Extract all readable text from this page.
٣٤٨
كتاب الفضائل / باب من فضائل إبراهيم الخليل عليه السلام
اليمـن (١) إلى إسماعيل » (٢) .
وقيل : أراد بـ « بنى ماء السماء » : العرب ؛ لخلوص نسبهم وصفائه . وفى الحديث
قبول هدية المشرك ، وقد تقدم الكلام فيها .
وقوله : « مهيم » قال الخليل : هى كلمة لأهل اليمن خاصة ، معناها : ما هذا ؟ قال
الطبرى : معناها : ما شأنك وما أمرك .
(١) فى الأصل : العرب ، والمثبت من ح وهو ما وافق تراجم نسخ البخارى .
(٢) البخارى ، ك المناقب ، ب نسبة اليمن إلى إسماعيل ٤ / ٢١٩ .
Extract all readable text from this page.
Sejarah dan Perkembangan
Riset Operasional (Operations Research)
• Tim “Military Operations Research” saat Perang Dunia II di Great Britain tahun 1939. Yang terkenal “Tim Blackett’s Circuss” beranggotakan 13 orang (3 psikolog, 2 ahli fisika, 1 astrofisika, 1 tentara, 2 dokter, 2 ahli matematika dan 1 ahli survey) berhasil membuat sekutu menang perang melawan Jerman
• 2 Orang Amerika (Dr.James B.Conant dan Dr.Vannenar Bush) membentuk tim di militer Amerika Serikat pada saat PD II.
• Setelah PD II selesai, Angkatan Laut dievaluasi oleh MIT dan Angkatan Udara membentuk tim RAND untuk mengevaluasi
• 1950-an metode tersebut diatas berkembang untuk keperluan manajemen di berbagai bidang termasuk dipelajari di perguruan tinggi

——————————

Go through the material and select each line with the string "Operations" in it.

Riset Operasional (Operations Research)
• Tim “Military Operations Research” saat Perang Dunia II di Great Britain tahun 1939. Yang terkenal “Tim Blackett’s Circuss” beranggotakan 13 orang (3 psikolog, 2 ahli fisika, 1 astrofisika, 1 tentara, 2 dokter, 2 ahli matematika dan 1 ahli survey) berhasil membuat sekutu menang perang melawan Jerman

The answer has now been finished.